- **WHAT TO DO**
State how many lines hold the string "mort". Give the number and nothing else.

- **PROVIDED DATA**
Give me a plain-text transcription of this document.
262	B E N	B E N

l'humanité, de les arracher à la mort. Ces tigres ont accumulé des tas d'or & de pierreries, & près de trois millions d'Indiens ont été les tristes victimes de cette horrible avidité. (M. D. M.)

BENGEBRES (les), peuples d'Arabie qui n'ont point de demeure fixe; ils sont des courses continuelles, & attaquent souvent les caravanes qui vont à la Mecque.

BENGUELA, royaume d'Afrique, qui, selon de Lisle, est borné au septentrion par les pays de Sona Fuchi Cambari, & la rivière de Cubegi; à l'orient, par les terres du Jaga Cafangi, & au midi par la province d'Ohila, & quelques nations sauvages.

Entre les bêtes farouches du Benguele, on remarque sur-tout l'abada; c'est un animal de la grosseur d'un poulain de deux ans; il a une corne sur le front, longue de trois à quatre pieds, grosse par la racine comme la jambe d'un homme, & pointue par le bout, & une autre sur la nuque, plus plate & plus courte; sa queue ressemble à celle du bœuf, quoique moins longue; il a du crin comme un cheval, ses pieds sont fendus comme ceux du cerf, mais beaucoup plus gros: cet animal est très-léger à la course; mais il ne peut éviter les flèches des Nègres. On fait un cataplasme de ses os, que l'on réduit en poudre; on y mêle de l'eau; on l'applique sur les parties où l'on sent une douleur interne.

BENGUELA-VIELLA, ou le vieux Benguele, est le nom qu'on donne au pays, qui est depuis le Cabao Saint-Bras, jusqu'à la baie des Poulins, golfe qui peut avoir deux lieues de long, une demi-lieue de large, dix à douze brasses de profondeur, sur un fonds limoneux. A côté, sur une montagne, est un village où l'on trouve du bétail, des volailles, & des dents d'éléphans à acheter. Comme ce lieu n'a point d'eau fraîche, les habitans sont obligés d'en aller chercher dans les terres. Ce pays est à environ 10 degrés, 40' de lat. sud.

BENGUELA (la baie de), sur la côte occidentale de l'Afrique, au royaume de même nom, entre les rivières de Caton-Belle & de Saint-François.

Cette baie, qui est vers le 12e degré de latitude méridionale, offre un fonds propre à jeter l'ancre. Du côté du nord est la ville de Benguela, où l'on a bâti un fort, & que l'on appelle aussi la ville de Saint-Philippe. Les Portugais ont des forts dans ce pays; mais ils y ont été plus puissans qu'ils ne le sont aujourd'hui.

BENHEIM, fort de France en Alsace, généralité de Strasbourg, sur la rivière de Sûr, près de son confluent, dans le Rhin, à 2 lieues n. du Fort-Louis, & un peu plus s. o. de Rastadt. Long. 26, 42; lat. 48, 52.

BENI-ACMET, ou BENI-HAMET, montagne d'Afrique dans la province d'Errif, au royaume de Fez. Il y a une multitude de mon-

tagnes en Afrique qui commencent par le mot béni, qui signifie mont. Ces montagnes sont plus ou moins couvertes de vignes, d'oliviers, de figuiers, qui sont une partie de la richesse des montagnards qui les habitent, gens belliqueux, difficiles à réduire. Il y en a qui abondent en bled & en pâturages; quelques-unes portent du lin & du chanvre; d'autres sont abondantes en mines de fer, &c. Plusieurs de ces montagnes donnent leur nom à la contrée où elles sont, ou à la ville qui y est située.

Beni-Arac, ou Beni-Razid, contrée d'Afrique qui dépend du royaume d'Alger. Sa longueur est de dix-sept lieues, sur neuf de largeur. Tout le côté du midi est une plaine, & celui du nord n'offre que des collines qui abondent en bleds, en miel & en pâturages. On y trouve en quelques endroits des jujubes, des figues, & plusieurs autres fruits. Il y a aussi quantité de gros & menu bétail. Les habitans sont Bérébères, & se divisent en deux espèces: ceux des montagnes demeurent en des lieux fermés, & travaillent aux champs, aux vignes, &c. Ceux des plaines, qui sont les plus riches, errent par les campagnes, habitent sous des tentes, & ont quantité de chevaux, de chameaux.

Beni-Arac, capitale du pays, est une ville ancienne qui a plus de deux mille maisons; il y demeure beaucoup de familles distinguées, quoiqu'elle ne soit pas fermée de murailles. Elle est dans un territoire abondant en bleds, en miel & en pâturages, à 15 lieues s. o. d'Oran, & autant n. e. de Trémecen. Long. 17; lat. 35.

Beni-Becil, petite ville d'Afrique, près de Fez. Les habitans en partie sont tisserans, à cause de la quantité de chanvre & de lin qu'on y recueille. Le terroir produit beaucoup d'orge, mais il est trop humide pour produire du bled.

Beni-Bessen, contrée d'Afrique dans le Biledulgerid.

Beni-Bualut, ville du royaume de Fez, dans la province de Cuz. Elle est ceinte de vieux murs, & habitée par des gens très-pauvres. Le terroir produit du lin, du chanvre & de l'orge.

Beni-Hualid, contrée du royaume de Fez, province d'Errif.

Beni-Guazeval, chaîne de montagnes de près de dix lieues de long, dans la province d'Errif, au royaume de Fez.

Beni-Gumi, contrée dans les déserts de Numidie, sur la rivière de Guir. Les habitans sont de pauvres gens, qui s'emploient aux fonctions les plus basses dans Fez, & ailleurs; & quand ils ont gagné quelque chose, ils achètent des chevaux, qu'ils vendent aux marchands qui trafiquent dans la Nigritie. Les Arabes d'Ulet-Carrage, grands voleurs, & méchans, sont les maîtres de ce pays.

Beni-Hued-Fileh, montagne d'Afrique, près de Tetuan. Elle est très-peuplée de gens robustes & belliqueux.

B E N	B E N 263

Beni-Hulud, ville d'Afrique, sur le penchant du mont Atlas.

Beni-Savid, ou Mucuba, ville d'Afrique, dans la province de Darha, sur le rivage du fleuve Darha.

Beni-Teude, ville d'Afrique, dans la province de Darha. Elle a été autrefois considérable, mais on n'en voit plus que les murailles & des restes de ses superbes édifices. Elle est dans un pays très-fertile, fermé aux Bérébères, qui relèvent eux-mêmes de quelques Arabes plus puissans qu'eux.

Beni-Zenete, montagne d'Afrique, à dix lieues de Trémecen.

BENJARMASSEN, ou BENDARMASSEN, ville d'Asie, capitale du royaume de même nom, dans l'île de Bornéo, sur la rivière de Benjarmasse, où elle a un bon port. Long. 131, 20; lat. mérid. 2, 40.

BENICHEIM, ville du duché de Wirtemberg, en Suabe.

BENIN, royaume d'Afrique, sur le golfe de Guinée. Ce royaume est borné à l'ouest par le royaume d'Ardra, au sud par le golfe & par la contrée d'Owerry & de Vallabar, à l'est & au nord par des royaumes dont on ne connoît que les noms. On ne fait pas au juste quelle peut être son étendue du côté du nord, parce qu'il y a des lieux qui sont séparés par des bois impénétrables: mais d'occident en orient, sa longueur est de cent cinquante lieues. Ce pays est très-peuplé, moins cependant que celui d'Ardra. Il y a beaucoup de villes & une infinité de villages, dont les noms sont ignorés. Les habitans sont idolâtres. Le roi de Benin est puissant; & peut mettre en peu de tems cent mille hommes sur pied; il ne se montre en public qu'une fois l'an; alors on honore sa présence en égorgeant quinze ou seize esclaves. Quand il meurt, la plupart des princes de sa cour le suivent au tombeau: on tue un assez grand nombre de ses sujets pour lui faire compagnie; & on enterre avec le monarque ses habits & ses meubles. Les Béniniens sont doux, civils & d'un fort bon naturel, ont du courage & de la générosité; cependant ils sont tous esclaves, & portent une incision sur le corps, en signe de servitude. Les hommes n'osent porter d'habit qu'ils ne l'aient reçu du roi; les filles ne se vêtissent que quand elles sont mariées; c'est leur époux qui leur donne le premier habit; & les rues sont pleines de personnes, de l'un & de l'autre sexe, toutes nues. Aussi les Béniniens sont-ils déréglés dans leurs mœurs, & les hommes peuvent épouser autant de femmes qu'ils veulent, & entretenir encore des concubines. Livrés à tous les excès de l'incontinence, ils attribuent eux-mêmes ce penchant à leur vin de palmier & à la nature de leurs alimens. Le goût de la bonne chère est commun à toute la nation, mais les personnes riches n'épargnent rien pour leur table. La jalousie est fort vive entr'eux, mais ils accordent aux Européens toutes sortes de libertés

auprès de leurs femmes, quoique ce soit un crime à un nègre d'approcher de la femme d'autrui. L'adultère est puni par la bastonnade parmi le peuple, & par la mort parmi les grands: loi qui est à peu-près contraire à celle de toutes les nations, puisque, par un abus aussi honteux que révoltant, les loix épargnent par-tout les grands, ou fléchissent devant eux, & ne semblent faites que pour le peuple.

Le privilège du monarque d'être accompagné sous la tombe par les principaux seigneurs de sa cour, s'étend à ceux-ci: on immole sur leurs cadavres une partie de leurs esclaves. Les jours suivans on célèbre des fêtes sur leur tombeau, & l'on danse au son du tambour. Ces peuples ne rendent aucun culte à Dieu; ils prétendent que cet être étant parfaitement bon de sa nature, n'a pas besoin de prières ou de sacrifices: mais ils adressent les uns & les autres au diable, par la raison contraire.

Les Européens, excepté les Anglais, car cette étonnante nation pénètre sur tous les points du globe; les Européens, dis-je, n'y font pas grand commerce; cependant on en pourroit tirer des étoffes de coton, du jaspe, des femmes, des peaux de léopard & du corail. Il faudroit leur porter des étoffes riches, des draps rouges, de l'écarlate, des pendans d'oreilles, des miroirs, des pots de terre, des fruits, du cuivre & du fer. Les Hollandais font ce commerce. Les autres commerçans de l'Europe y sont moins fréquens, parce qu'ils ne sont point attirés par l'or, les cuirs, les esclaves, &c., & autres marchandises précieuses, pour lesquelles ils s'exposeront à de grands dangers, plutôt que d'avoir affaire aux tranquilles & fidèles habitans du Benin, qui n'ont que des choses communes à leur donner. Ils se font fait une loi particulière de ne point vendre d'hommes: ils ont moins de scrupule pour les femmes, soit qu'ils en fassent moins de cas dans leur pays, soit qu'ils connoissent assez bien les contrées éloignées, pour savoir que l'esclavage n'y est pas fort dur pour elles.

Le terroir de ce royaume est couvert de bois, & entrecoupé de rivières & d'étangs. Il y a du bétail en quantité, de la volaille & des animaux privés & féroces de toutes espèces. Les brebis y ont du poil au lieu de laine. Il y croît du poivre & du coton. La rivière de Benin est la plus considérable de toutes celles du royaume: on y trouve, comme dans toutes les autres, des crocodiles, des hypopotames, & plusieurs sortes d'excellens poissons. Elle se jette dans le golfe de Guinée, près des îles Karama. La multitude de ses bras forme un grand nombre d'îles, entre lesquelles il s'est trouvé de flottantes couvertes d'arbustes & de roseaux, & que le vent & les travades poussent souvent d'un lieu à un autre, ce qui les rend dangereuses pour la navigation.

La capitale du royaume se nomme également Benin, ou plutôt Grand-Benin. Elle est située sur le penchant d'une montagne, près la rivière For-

- **WRITTEN SOLUTION**
2